*Задания*.
A. Перечислите по тексту интервью об инклюзивных мастерских все группы людей, которые, как сказано во вступлении, трудятся, общаются и дружат в мастерских «Простые вещи» и кафе «Огурцы».
B. Напишите продолжение интервью об инклюзивных мастерских, начиная сразу после его последней фразы.

*Исходный текст*.
╔══
Инклюзия — это про то, что мы разные

30.12.2020
просмотров 1405

Последнее интервью Купрума в 2020 году должно было быть про что-то настоящее, доброе и справедливое. Поэтому мы решили поговорить с Марией Грековой, которая вместе с командой делает инклюзивные мастерские «Простые вещи» и кафе «Огурцы» в Петербурге. Это пространства, где взрослые люди с нарушениями развития трудятся, общаются и дружат с профессиональными мастерами и волонтерами. Вместе мы разобрались, почему инклюзия — это не про помощь, а про справедливость для каждого, и как страх прячет от нас удивительные возможности.

Если вы хотите помочь проекту развиваться, вам сюда.

Мария Грекова, придумала мастерские «Простые вещи»

Как так получилось, что вы решили этим заняться, как вы пришли к тому, чтобы открыть мастерские и «Огурцы»?

Я по образованию специальный психолог, то есть я училась выстраивать реабилитационные процессы и диагностику для детей с особенностями развития. Много работала с детьми, в основном с множественными нарушениями. У всех них была какая-то ментальная история плюс человек не ходил, не говорил или что-то еще. И с детьми я работала в Москве, все это было достаточно ловко. Я работала в детском саду, в школе в индивидуальном сопровождении с этими прекрасными товарищами, и на тот момент мне даже в голову не приходило, что все эти дети вырастают.

Так получилось, что педагогов учат для того, чтобы они работали с детьми, а не со взрослыми. Потому что считается, что педагоги взрослым не нужны. Ну и для нас даже, обучающихся специалистов, это была закрытая тема, что вообще и взрослые с нарушениями бывают. И вот на третьем курсе нас пригласили на практику в колледж для взрослых, и этот дивный новый мир открылся для нас.
╚══
*Предоставленные записи*.
╔══
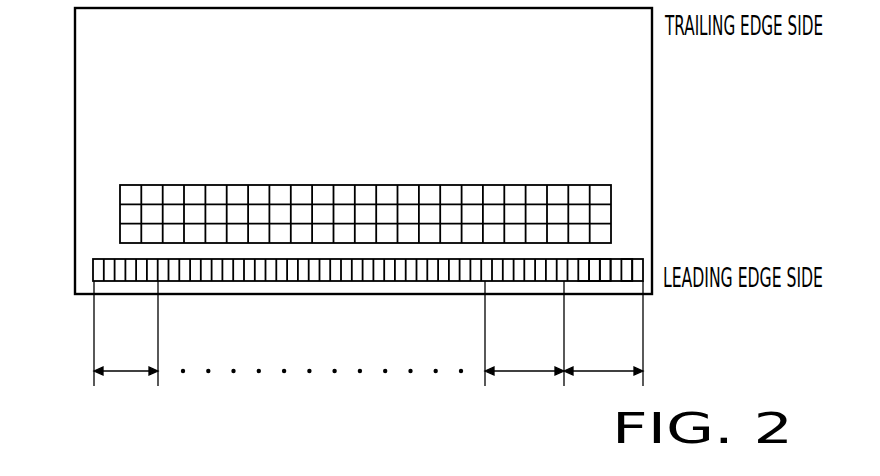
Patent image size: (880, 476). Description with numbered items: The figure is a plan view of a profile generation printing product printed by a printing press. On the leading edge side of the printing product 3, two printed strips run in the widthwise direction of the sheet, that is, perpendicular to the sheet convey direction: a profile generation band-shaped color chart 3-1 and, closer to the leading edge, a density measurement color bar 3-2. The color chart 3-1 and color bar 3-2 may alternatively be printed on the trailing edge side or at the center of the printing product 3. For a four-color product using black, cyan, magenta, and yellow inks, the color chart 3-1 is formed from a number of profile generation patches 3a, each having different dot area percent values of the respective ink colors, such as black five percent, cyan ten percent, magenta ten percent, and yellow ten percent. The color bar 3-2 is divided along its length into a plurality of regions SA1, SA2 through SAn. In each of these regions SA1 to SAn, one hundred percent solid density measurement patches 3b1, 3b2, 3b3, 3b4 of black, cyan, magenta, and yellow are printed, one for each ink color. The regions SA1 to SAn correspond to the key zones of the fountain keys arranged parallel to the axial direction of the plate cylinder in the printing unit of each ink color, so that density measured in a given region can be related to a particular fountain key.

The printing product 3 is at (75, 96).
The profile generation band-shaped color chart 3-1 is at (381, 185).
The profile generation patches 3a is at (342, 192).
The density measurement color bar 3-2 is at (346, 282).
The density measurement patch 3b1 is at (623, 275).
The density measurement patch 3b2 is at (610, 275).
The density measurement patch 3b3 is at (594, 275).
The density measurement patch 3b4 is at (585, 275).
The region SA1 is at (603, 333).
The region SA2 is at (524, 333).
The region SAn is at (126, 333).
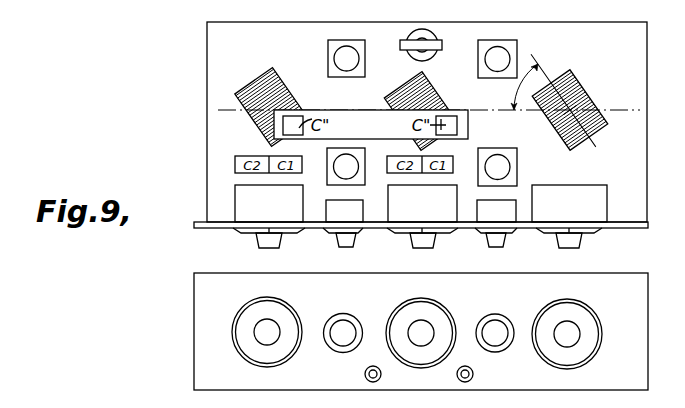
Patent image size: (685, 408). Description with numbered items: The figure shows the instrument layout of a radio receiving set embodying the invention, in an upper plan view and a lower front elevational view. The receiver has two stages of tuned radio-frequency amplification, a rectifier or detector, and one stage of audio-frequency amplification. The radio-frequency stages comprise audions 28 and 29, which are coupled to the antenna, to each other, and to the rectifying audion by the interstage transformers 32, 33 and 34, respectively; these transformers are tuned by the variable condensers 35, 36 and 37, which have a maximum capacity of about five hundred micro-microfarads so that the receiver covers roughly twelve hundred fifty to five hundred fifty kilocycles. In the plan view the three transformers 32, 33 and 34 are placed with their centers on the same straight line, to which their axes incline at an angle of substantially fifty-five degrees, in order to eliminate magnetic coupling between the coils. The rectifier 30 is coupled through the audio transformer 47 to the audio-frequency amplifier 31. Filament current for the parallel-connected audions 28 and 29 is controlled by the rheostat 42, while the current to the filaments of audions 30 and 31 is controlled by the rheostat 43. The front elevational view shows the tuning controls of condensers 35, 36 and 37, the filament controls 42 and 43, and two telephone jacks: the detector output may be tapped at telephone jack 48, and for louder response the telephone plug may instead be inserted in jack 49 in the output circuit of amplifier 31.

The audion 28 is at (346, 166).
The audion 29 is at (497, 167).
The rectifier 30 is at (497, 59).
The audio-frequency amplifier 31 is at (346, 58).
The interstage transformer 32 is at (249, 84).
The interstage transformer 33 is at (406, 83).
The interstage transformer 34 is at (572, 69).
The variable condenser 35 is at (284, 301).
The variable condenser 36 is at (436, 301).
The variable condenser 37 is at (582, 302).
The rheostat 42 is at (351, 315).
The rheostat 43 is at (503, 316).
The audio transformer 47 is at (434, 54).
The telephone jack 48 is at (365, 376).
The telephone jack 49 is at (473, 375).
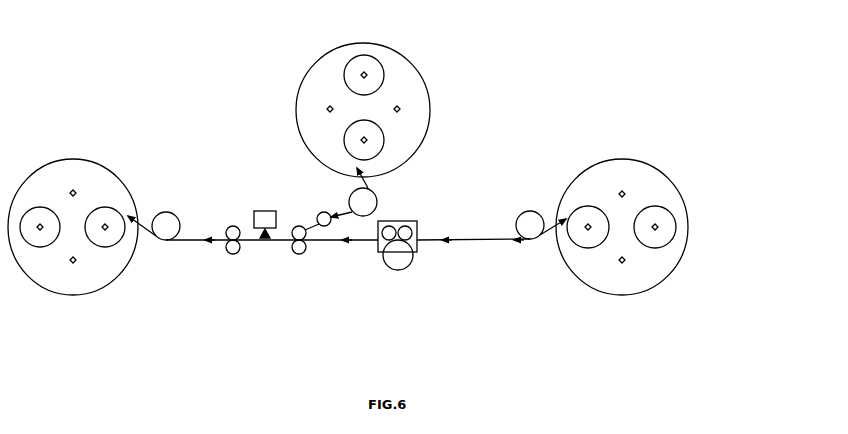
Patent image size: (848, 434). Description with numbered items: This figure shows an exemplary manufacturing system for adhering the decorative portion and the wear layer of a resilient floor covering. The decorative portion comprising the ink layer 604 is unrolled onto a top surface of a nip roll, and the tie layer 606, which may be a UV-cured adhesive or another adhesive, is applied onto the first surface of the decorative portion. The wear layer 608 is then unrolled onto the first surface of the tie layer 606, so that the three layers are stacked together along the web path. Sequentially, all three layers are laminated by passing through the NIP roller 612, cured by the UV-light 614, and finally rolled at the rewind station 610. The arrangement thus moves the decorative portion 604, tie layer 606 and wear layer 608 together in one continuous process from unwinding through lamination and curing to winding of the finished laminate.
╚══
*Ответы к заданиям*.
A. Взрослые люди с нарушениями развития, профессиональные мастера, волонтеры.

B.
Мы пришли на первую встречу с заведующей этого колледжа: она сидит за большим дубовым столом и говорит нам: «Вот вы, девчонки, ходите в балахонистых одеждах, по коридору, в туалет или еще куда-то — только вдвоем, потому что у нас не самое благоприятное заведение».

Когда мы все себе представляем ребенка восьми лет с синдромом Дауна, в голове возникает какой-то понятный более-менее образ, но когда ты думаешь о человеке с этой особенностью в 30 лет, образ получается не совсем приятный. Стоит сказать, что до практики в этом колледже я вообще не понимала, что это за люди. Потому что встречалась с ними только на улице. А как мы все в общественном транспорте делаем при встрече с таким человеком? Думаем, ну непонятный какой-то чувак, пойду пересяду в другой вагон или посмотрю куда-то в сторону и сделаю вид, что меня здесь нет. В общем, после такой встречи и за неимением опыта мы, конечно, немного все трусанули.

И вот я захожу в первый свой день на практику и понимаю, что я попала в какую-то невероятную керамическую мастерскую, где какие-то сложные формы, все глазурью расписано. Я вообще ничего не умею делать из глины, сейчас меня немножко научили наши. И я думаю: как вообще это происходит? Такие вазы огромные можно на аукционе тысяч за сто продать, а они хранятся в закрытом учреждении, в которое только по пропуску можно пройти. У них там есть свой внутренний музей вот этого декоративно-прикладного и люди, ну, конечно не совсем такие, как мы, но классные и, судя по всему, талантливые. И там, где есть какая-то опасность, ребята с агрессией, там везде есть педагоги, которые способны с ними это время побыть, и в целом это довольно безопасно.

Я обалдела. Все мои друзья на тот момент считали, что я немножечко поехала, потому что я работаю непонятно где и собираюсь всю жизнь с этим связать. А мне настолько это интересно было всегда, что я рассказывала о людях, с которыми работала, просто бесконечно. Приходила в гости к друзьям, они говорят про кино и книжки, а я им: «Прикинь, он есть не умеет», а они: «Чего?». А мне, наоборот, было очень интересно, потому что вот эти штуки, когда человек не видит или не слышит, более-менее предсказуемы. Понятно, чего от него ждать, как ему помочь, что нужно слепого ― подвести, глухому ― показать. А тут просто вселенная, совсем тебе неизвестная, как загадка кажется, и это прям меня зажигало.

И тут я вижу этих взрослых и думаю: как так, ведь даже мне, специальному психологу, было трудно попасть в этот колледж. Только по пропуску.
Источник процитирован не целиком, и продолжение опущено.